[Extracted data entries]
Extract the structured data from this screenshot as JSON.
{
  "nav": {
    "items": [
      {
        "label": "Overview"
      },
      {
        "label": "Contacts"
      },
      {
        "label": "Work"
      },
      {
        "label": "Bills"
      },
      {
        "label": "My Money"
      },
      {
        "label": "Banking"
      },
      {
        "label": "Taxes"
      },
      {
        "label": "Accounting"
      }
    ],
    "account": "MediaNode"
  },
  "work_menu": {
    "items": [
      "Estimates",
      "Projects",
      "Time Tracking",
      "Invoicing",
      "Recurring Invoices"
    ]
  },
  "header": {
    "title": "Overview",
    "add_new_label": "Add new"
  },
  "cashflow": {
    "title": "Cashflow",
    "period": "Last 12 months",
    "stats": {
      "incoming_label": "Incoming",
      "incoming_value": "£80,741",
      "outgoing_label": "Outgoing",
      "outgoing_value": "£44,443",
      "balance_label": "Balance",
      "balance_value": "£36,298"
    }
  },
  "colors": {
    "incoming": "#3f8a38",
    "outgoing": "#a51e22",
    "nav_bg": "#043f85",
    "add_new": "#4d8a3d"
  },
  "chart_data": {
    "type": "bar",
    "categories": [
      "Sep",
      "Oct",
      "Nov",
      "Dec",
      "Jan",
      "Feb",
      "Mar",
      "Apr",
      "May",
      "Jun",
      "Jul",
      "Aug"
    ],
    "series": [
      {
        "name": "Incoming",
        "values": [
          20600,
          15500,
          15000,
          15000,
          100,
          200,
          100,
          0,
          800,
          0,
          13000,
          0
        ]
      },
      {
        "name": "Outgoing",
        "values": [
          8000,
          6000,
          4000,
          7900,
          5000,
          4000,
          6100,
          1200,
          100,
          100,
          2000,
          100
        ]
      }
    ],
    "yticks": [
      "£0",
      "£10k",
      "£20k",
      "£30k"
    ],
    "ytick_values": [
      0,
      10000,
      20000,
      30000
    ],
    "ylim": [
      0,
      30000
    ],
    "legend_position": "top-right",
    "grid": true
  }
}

Instruction ▸ Would you copy out each line exactly as written?

Written response ▸
Extract the structured data from this screenshot as JSON.
{
  "nav": {
    "items": [
      {
        "label": "Overview"
      },
      {
        "label": "Contacts"
      },
      {
        "label": "Work"
      },
      {
        "label": "Bills"
      },
      {
        "label": "My Money"
      },
      {
        "label": "Banking"
      },
      {
        "label": "Taxes"
      },
      {
        "label": "Accounting"
      }
    ],
    "account": "MediaNode"
  },
  "work_menu": {
    "items": [
      "Estimates",
      "Projects",
      "Time Tracking",
      "Invoicing",
      "Recurring Invoices"
    ]
  },
  "header": {
    "title": "Overview",
    "add_new_label": "Add new"
  },
  "cashflow": {
    "title": "Cashflow",
    "period": "Last 12 months",
    "stats": {
      "incoming_label": "Incoming",
      "incoming_value": "£80,741",
      "outgoing_label": "Outgoing",
      "outgoing_value": "£44,443",
      "balance_label": "Balance",
      "balance_value": "£36,298"
    }
  },
  "colors": {
    "incoming": "#3f8a38",
    "outgoing": "#a51e22",
    "nav_bg": "#043f85",
    "add_new": "#4d8a3d"
  },
  "chart_data": {
    "type": "bar",
    "categories": [
      "Sep",
      "Oct",
      "Nov",
      "Dec",
      "Jan",
      "Feb",
      "Mar",
      "Apr",
      "May",
      "Jun",
      "Jul",
      "Aug"
    ],
    "series": [
      {
        "name": "Incoming",
        "values": [
          20600,
          15500,
          15000,
          15000,
          100,
          200,
          100,
          0,
          800,
          0,
          13000,
          0
        ]
      },
      {
        "name": "Outgoing",
        "values": [
          8000,
          6000,
          4000,
          7900,
          5000,
          4000,
          6100,
          1200,
          100,
          100,
          2000,
          100
        ]
      }
    ],
    "yticks": [
      "£0",
      "£10k",
      "£20k",
      "£30k"
    ],
    "ytick_values": [
      0,
      10000,
      20000,
      30000
    ],
    "ylim": [
      0,
      30000
    ],
    "legend_position": "top-right",
    "grid": true
  }
}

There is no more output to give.